==== Record list

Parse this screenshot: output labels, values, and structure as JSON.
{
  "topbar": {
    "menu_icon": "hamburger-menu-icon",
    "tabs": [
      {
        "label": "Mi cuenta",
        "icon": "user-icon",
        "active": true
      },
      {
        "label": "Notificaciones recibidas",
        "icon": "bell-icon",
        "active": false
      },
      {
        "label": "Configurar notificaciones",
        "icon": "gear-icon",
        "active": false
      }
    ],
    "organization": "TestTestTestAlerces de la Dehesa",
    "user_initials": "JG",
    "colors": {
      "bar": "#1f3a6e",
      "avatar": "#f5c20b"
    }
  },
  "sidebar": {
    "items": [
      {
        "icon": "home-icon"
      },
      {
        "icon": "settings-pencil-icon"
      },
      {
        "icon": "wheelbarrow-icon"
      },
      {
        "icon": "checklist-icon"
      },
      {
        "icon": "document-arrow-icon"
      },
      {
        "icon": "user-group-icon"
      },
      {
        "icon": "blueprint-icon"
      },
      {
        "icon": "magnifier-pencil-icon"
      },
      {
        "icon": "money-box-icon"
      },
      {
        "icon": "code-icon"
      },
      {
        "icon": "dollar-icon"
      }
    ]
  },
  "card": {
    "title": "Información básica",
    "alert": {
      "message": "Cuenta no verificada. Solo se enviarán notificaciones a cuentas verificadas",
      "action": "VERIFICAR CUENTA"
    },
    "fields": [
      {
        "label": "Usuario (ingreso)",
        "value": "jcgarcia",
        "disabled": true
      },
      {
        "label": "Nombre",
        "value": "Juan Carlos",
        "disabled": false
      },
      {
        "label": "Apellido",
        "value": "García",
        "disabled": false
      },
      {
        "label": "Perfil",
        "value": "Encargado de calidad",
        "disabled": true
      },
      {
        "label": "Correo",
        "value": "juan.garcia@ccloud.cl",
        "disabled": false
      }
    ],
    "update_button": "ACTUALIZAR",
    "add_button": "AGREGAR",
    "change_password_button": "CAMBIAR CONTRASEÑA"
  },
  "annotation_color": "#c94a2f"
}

========

▸ Exercise task
Take the listing above and set it down exactly.

▸ Task response
Parse this screenshot: output labels, values, and structure as JSON.
{
  "topbar": {
    "menu_icon": "hamburger-menu-icon",
    "tabs": [
      {
        "label": "Mi cuenta",
        "icon": "user-icon",
        "active": true
      },
      {
        "label": "Notificaciones recibidas",
        "icon": "bell-icon",
        "active": false
      },
      {
        "label": "Configurar notificaciones",
        "icon": "gear-icon",
        "active": false
      }
    ],
    "organization": "TestTestTestAlerces de la Dehesa",
    "user_initials": "JG",
    "colors": {
      "bar": "#1f3a6e",
      "avatar": "#f5c20b"
    }
  },
  "sidebar": {
    "items": [
      {
        "icon": "home-icon"
      },
      {
        "icon": "settings-pencil-icon"
      },
      {
        "icon": "wheelbarrow-icon"
      },
      {
        "icon": "checklist-icon"
      },
      {
        "icon": "document-arrow-icon"
      },
      {
        "icon": "user-group-icon"
      },
      {
        "icon": "blueprint-icon"
      },
      {
        "icon": "magnifier-pencil-icon"
      },
      {
        "icon": "money-box-icon"
      },
      {
        "icon": "code-icon"
      },
      {
        "icon": "dollar-icon"
      }
    ]
  },
  "card": {
    "title": "Información básica",
    "alert": {
      "message": "Cuenta no verificada. Solo se enviarán notificaciones a cuentas verificadas",
      "action": "VERIFICAR CUENTA"
    },
    "fields": [
      {
        "label": "Usuario (ingreso)",
        "value": "jcgarcia",
        "disabled": true
      },
      {
        "label": "Nombre",
        "value": "Juan Carlos",
        "disabled": false
      },
      {
        "label": "Apellido",
        "value": "García",
        "disabled": false
      },
      {
        "label": "Perfil",
        "value": "Encargado de calidad",
        "disabled": true
      },
      {
        "label": "Correo",
        "value": "juan.garcia@ccloud.cl",
        "disabled": false
      }
    ],
    "update_button": "ACTUALIZAR",
    "add_button": "AGREGAR",
    "change_password_button": "CAMBIAR CONTRASEÑA"
  },
  "annotation_color": "#c94a2f"
}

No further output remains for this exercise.